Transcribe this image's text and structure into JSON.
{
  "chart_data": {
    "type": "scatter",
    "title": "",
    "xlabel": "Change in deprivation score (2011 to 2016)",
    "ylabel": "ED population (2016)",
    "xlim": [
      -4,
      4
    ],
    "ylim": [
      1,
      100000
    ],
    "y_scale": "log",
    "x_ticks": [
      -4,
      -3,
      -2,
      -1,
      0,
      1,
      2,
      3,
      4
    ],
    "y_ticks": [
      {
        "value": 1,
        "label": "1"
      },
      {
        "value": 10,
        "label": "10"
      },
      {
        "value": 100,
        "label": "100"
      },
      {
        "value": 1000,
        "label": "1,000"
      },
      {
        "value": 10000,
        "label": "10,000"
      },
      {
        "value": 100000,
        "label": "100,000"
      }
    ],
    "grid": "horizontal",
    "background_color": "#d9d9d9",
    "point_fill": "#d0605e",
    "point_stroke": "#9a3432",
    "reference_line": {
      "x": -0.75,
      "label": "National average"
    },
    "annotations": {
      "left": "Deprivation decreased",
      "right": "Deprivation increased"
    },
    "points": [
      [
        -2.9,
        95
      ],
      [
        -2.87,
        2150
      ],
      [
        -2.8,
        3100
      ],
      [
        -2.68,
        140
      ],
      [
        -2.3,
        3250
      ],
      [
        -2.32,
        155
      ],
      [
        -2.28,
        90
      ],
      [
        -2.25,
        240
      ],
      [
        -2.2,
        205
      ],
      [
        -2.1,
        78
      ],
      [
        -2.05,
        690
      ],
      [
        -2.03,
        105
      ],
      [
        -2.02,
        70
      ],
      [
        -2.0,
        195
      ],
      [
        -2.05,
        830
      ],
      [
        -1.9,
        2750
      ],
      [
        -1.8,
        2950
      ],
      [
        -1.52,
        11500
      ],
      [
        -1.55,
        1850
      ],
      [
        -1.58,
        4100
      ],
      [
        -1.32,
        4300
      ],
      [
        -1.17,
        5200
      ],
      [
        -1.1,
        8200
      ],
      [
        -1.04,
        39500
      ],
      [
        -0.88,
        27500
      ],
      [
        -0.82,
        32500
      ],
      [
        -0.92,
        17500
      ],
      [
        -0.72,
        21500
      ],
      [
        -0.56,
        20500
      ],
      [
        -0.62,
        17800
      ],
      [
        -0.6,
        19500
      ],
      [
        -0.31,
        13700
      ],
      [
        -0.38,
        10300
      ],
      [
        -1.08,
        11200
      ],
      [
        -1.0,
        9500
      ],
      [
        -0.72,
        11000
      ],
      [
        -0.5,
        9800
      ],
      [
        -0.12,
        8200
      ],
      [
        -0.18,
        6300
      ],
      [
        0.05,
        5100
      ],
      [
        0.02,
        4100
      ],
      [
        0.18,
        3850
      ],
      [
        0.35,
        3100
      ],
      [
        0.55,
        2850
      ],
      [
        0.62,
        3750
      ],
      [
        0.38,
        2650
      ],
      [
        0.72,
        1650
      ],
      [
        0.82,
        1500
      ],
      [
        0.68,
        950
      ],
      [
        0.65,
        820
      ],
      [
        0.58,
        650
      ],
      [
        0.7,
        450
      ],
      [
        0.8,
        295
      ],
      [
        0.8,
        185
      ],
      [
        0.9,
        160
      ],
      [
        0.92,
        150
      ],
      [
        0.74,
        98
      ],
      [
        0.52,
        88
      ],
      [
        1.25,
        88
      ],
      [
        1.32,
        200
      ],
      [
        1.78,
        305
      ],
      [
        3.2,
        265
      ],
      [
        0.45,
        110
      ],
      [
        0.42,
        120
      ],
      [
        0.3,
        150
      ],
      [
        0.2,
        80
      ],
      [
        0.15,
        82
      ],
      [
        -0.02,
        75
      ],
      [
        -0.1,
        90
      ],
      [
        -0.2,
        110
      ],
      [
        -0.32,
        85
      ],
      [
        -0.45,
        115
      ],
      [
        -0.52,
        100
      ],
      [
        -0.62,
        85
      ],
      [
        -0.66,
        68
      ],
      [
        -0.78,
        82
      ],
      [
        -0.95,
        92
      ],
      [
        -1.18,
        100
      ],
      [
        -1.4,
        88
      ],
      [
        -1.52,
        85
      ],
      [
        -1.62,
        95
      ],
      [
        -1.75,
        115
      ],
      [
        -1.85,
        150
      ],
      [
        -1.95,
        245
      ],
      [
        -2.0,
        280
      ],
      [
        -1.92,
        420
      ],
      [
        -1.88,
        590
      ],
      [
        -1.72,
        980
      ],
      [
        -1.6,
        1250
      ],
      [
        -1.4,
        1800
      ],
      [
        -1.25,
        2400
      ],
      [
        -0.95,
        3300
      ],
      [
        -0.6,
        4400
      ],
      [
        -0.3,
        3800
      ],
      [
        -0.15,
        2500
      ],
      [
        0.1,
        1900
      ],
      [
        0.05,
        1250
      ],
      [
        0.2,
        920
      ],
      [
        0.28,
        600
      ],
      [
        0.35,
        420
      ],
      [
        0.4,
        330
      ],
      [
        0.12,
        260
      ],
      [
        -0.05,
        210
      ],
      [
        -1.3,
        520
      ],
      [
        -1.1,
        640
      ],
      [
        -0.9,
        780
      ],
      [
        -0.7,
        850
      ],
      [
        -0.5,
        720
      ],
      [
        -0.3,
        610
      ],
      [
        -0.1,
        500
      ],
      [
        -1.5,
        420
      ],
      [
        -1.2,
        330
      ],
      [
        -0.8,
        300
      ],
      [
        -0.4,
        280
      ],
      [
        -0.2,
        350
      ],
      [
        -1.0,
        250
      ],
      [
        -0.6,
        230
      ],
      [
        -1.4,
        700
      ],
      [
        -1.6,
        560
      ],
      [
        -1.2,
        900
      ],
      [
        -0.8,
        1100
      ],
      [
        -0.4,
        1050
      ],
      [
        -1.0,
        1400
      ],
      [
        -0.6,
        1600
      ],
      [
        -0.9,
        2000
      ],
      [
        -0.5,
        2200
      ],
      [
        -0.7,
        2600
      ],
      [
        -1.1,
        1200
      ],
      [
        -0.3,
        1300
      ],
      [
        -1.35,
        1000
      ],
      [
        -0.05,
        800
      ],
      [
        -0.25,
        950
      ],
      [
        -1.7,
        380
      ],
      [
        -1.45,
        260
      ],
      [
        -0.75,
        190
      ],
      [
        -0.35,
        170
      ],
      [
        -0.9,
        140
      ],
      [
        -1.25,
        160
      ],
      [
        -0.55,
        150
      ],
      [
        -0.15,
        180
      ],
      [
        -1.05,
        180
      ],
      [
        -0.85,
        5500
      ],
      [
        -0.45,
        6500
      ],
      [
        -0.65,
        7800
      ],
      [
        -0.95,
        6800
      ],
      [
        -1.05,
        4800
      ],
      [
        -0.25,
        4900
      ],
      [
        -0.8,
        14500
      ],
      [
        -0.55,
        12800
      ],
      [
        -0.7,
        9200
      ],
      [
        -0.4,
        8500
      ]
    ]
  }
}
-=-=-=-=-
**WHAT IS BEING ASKED**
Quote the data above in full, changing nothing.

**OUTPUT FOR THIS TASK**
Transcribe this image's text and structure into JSON.
{
  "chart_data": {
    "type": "scatter",
    "title": "",
    "xlabel": "Change in deprivation score (2011 to 2016)",
    "ylabel": "ED population (2016)",
    "xlim": [
      -4,
      4
    ],
    "ylim": [
      1,
      100000
    ],
    "y_scale": "log",
    "x_ticks": [
      -4,
      -3,
      -2,
      -1,
      0,
      1,
      2,
      3,
      4
    ],
    "y_ticks": [
      {
        "value": 1,
        "label": "1"
      },
      {
        "value": 10,
        "label": "10"
      },
      {
        "value": 100,
        "label": "100"
      },
      {
        "value": 1000,
        "label": "1,000"
      },
      {
        "value": 10000,
        "label": "10,000"
      },
      {
        "value": 100000,
        "label": "100,000"
      }
    ],
    "grid": "horizontal",
    "background_color": "#d9d9d9",
    "point_fill": "#d0605e",
    "point_stroke": "#9a3432",
    "reference_line": {
      "x": -0.75,
      "label": "National average"
    },
    "annotations": {
      "left": "Deprivation decreased",
      "right": "Deprivation increased"
    },
    "points": [
      [
        -2.9,
        95
      ],
      [
        -2.87,
        2150
      ],
      [
        -2.8,
        3100
      ],
      [
        -2.68,
        140
      ],
      [
        -2.3,
        3250
      ],
      [
        -2.32,
        155
      ],
      [
        -2.28,
        90
      ],
      [
        -2.25,
        240
      ],
      [
        -2.2,
        205
      ],
      [
        -2.1,
        78
      ],
      [
        -2.05,
        690
      ],
      [
        -2.03,
        105
      ],
      [
        -2.02,
        70
      ],
      [
        -2.0,
        195
      ],
      [
        -2.05,
        830
      ],
      [
        -1.9,
        2750
      ],
      [
        -1.8,
        2950
      ],
      [
        -1.52,
        11500
      ],
      [
        -1.55,
        1850
      ],
      [
        -1.58,
        4100
      ],
      [
        -1.32,
        4300
      ],
      [
        -1.17,
        5200
      ],
      [
        -1.1,
        8200
      ],
      [
        -1.04,
        39500
      ],
      [
        -0.88,
        27500
      ],
      [
        -0.82,
        32500
      ],
      [
        -0.92,
        17500
      ],
      [
        -0.72,
        21500
      ],
      [
        -0.56,
        20500
      ],
      [
        -0.62,
        17800
      ],
      [
        -0.6,
        19500
      ],
      [
        -0.31,
        13700
      ],
      [
        -0.38,
        10300
      ],
      [
        -1.08,
        11200
      ],
      [
        -1.0,
        9500
      ],
      [
        -0.72,
        11000
      ],
      [
        -0.5,
        9800
      ],
      [
        -0.12,
        8200
      ],
      [
        -0.18,
        6300
      ],
      [
        0.05,
        5100
      ],
      [
        0.02,
        4100
      ],
      [
        0.18,
        3850
      ],
      [
        0.35,
        3100
      ],
      [
        0.55,
        2850
      ],
      [
        0.62,
        3750
      ],
      [
        0.38,
        2650
      ],
      [
        0.72,
        1650
      ],
      [
        0.82,
        1500
      ],
      [
        0.68,
        950
      ],
      [
        0.65,
        820
      ],
      [
        0.58,
        650
      ],
      [
        0.7,
        450
      ],
      [
        0.8,
        295
      ],
      [
        0.8,
        185
      ],
      [
        0.9,
        160
      ],
      [
        0.92,
        150
      ],
      [
        0.74,
        98
      ],
      [
        0.52,
        88
      ],
      [
        1.25,
        88
      ],
      [
        1.32,
        200
      ],
      [
        1.78,
        305
      ],
      [
        3.2,
        265
      ],
      [
        0.45,
        110
      ],
      [
        0.42,
        120
      ],
      [
        0.3,
        150
      ],
      [
        0.2,
        80
      ],
      [
        0.15,
        82
      ],
      [
        -0.02,
        75
      ],
      [
        -0.1,
        90
      ],
      [
        -0.2,
        110
      ],
      [
        -0.32,
        85
      ],
      [
        -0.45,
        115
      ],
      [
        -0.52,
        100
      ],
      [
        -0.62,
        85
      ],
      [
        -0.66,
        68
      ],
      [
        -0.78,
        82
      ],
      [
        -0.95,
        92
      ],
      [
        -1.18,
        100
      ],
      [
        -1.4,
        88
      ],
      [
        -1.52,
        85
      ],
      [
        -1.62,
        95
      ],
      [
        -1.75,
        115
      ],
      [
        -1.85,
        150
      ],
      [
        -1.95,
        245
      ],
      [
        -2.0,
        280
      ],
      [
        -1.92,
        420
      ],
      [
        -1.88,
        590
      ],
      [
        -1.72,
        980
      ],
      [
        -1.6,
        1250
      ],
      [
        -1.4,
        1800
      ],
      [
        -1.25,
        2400
      ],
      [
        -0.95,
        3300
      ],
      [
        -0.6,
        4400
      ],
      [
        -0.3,
        3800
      ],
      [
        -0.15,
        2500
      ],
      [
        0.1,
        1900
      ],
      [
        0.05,
        1250
      ],
      [
        0.2,
        920
      ],
      [
        0.28,
        600
      ],
      [
        0.35,
        420
      ],
      [
        0.4,
        330
      ],
      [
        0.12,
        260
      ],
      [
        -0.05,
        210
      ],
      [
        -1.3,
        520
      ],
      [
        -1.1,
        640
      ],
      [
        -0.9,
        780
      ],
      [
        -0.7,
        850
      ],
      [
        -0.5,
        720
      ],
      [
        -0.3,
        610
      ],
      [
        -0.1,
        500
      ],
      [
        -1.5,
        420
      ],
      [
        -1.2,
        330
      ],
      [
        -0.8,
        300
      ],
      [
        -0.4,
        280
      ],
      [
        -0.2,
        350
      ],
      [
        -1.0,
        250
      ],
      [
        -0.6,
        230
      ],
      [
        -1.4,
        700
      ],
      [
        -1.6,
        560
      ],
      [
        -1.2,
        900
      ],
      [
        -0.8,
        1100
      ],
      [
        -0.4,
        1050
      ],
      [
        -1.0,
        1400
      ],
      [
        -0.6,
        1600
      ],
      [
        -0.9,
        2000
      ],
      [
        -0.5,
        2200
      ],
      [
        -0.7,
        2600
      ],
      [
        -1.1,
        1200
      ],
      [
        -0.3,
        1300
      ],
      [
        -1.35,
        1000
      ],
      [
        -0.05,
        800
      ],
      [
        -0.25,
        950
      ],
      [
        -1.7,
        380
      ],
      [
        -1.45,
        260
      ],
      [
        -0.75,
        190
      ],
      [
        -0.35,
        170
      ],
      [
        -0.9,
        140
      ],
      [
        -1.25,
        160
      ],
      [
        -0.55,
        150
      ],
      [
        -0.15,
        180
      ],
      [
        -1.05,
        180
      ],
      [
        -0.85,
        5500
      ],
      [
        -0.45,
        6500
      ],
      [
        -0.65,
        7800
      ],
      [
        -0.95,
        6800
      ],
      [
        -1.05,
        4800
      ],
      [
        -0.25,
        4900
      ],
      [
        -0.8,
        14500
      ],
      [
        -0.55,
        12800
      ],
      [
        -0.7,
        9200
      ],
      [
        -0.4,
        8500
      ]
    ]
  }
}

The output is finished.